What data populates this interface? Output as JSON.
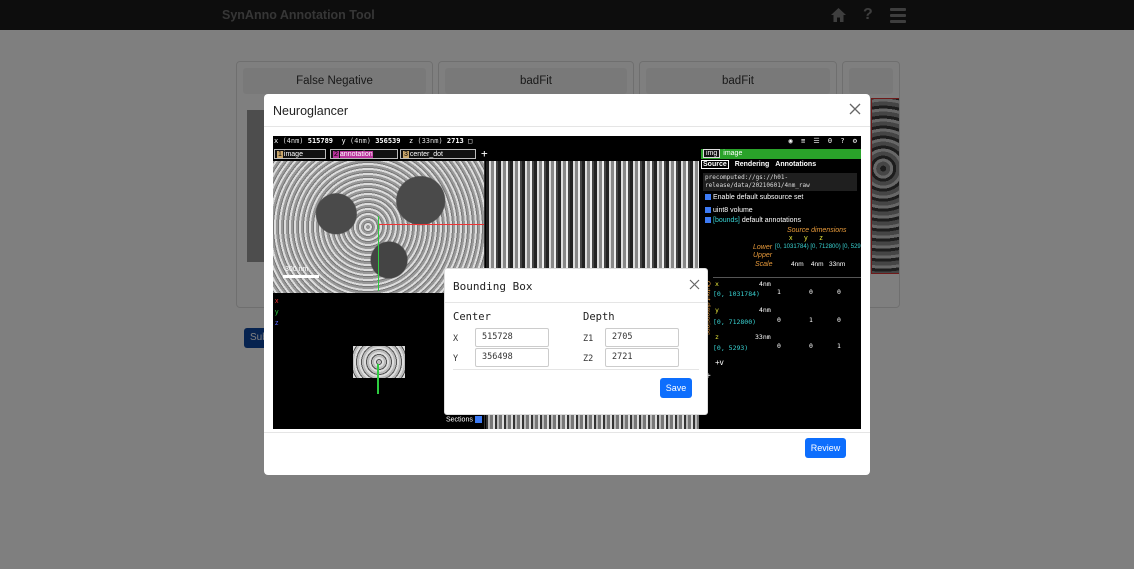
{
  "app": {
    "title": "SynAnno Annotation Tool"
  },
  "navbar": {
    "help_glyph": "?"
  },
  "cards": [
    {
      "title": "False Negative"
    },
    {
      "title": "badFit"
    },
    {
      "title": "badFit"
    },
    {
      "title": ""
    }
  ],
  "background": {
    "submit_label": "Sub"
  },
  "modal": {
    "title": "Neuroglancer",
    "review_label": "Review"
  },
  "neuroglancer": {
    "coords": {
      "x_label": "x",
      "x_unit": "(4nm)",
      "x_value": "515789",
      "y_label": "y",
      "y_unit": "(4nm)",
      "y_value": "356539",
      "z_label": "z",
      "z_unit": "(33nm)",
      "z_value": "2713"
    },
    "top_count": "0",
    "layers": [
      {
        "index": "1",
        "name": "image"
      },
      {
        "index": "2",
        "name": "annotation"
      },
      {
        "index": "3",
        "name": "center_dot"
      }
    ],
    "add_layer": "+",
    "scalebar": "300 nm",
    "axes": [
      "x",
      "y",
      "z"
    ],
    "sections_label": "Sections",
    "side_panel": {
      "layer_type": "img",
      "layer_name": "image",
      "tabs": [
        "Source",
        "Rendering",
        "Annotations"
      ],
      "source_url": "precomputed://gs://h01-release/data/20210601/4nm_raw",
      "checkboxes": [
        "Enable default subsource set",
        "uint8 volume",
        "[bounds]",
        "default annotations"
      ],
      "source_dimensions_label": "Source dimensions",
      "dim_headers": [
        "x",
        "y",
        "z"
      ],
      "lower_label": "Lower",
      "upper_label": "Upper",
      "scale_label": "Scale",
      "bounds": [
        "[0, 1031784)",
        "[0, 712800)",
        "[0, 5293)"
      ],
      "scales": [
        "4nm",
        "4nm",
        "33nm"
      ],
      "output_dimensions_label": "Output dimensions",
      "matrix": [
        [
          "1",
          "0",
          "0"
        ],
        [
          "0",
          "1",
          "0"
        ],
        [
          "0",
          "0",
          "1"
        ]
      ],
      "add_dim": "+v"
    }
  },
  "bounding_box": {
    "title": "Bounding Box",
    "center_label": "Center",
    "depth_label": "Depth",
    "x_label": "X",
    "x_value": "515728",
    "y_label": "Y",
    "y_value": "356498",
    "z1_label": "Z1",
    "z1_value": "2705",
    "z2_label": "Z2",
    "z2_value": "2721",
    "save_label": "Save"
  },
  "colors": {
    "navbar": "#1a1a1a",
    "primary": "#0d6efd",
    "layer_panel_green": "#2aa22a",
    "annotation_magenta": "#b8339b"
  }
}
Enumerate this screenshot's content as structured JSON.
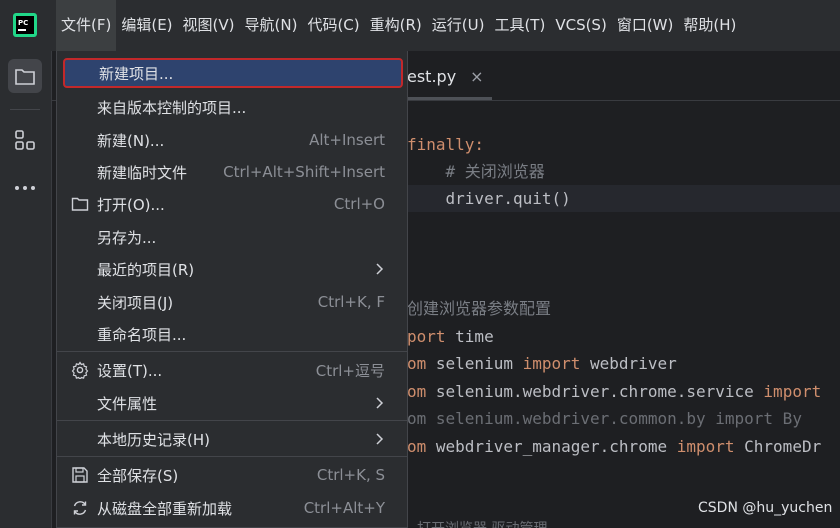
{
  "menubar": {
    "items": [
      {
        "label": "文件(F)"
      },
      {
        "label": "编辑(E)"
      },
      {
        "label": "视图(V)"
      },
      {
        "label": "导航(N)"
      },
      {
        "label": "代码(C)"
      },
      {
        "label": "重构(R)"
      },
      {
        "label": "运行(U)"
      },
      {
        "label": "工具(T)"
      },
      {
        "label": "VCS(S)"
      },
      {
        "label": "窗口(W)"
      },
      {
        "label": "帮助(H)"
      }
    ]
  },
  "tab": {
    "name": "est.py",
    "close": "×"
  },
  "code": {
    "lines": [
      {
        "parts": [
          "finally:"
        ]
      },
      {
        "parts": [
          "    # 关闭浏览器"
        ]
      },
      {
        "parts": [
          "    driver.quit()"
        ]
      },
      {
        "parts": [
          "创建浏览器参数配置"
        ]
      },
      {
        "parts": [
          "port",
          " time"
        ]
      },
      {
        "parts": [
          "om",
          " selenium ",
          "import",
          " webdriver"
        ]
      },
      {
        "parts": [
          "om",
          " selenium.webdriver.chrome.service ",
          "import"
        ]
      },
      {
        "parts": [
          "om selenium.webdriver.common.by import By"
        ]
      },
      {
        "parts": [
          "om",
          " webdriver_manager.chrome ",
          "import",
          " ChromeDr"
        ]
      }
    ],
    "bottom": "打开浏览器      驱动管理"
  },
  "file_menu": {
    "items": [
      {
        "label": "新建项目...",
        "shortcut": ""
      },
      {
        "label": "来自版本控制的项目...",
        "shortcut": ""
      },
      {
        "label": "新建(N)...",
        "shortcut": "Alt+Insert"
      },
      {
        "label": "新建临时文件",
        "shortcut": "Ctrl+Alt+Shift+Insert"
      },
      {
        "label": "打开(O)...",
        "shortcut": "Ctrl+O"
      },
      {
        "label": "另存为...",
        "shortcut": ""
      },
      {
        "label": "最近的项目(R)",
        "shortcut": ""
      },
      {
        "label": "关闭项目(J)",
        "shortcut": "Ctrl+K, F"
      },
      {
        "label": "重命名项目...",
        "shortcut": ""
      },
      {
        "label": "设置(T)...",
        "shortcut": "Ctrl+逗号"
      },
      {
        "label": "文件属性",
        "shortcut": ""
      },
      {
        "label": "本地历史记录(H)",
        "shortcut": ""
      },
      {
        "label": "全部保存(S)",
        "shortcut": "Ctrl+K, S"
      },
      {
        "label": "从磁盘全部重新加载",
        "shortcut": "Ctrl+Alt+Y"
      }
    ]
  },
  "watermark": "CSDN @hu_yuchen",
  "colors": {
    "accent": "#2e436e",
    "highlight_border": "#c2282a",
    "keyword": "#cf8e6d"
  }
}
◆ ◆ ◆ ◆ ◆ ◆ ◆
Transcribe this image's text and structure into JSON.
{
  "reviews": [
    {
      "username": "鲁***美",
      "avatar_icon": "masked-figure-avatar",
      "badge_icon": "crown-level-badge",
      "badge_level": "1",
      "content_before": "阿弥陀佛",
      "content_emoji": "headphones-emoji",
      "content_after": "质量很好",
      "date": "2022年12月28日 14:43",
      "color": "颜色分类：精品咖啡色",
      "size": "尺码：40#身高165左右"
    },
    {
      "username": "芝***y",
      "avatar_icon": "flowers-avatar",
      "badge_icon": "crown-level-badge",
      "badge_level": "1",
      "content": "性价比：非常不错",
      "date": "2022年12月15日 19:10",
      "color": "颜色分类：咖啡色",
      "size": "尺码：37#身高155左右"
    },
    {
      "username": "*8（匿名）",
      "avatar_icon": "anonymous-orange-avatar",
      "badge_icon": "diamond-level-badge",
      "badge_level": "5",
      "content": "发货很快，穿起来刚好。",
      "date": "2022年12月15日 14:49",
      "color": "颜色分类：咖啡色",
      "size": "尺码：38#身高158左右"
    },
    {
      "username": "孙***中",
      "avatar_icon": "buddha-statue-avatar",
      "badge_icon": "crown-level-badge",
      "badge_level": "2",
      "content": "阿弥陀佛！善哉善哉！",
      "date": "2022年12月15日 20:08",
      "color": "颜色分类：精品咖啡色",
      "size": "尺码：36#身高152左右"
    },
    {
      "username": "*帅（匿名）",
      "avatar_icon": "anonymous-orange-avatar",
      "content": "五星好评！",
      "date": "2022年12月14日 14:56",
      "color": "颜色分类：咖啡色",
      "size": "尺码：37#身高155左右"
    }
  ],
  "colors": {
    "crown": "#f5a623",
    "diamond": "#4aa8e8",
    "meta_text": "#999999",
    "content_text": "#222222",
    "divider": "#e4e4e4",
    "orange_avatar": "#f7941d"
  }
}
◆ ◆ ◆ ◆ ◆ ◆ ◆
Tell how many lines contain the word "date", using only the number.

TASK OUTPUT: 5